### WHAT YOU ARE ASKED TO DO
Transcribe verbatim every line from the line containing "Convert this document image to plain text." to the end of the entries, including both endpoints. Output nothing beyond those lines.

******************************

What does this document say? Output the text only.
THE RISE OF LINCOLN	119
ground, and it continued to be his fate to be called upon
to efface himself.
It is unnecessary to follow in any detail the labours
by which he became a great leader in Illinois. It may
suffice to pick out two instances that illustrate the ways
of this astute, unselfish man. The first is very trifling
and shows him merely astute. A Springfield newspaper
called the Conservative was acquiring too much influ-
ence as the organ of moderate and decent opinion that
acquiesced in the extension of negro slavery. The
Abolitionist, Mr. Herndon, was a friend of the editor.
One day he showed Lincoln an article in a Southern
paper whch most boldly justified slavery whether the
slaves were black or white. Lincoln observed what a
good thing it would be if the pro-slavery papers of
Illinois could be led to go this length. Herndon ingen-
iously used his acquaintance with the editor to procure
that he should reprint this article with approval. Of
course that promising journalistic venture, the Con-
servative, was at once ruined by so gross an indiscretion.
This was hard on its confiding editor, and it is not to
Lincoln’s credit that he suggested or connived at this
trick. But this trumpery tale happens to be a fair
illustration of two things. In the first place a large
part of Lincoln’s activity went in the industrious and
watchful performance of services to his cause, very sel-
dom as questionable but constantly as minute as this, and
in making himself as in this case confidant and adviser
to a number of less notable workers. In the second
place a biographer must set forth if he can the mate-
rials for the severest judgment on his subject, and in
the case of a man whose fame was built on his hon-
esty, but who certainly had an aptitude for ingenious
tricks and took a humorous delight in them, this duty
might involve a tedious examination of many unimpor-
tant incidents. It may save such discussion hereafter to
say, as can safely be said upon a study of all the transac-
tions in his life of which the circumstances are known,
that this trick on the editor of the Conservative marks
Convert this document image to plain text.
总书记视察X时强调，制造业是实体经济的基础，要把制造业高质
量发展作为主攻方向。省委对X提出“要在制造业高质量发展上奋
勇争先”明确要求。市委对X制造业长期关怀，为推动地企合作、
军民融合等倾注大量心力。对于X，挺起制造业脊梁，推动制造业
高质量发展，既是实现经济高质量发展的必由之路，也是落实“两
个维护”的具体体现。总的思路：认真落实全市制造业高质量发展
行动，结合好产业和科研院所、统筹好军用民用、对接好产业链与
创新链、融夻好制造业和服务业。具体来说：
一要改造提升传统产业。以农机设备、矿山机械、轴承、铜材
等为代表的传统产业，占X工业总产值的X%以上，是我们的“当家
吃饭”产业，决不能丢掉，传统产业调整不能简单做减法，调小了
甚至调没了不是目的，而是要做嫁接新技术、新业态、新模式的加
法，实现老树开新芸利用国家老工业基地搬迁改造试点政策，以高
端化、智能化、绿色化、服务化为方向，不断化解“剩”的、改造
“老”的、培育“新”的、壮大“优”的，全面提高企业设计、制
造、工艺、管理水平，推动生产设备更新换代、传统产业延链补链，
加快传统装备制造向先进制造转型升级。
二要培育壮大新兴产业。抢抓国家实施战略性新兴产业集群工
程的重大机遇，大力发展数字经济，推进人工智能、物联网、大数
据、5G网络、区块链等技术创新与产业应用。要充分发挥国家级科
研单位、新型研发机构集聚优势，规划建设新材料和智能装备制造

******************************

### ANSWER TO THE EXERCISE
Convert this document image to plain text.
总书记视察X时强调，制造业是实体经济的基础，要把制造业高质
量发展作为主攻方向。省委对X提出“要在制造业高质量发展上奋
勇争先”明确要求。市委对X制造业长期关怀，为推动地企合作、
军民融合等倾注大量心力。对于X，挺起制造业脊梁，推动制造业
高质量发展，既是实现经济高质量发展的必由之路，也是落实“两
个维护”的具体体现。总的思路：认真落实全市制造业高质量发展
行动，结合好产业和科研院所、统筹好军用民用、对接好产业链与
创新链、融夻好制造业和服务业。具体来说：
一要改造提升传统产业。以农机设备、矿山机械、轴承、铜材
等为代表的传统产业，占X工业总产值的X%以上，是我们的“当家
吃饭”产业，决不能丢掉，传统产业调整不能简单做减法，调小了
甚至调没了不是目的，而是要做嫁接新技术、新业态、新模式的加
法，实现老树开新芸利用国家老工业基地搬迁改造试点政策，以高
端化、智能化、绿色化、服务化为方向，不断化解“剩”的、改造
“老”的、培育“新”的、壮大“优”的，全面提高企业设计、制
造、工艺、管理水平，推动生产设备更新换代、传统产业延链补链，
加快传统装备制造向先进制造转型升级。
二要培育壮大新兴产业。抢抓国家实施战略性新兴产业集群工
程的重大机遇，大力发展数字经济，推进人工智能、物联网、大数
据、5G网络、区块链等技术创新与产业应用。要充分发挥国家级科
研单位、新型研发机构集聚优势，规划建设新材料和智能装备制造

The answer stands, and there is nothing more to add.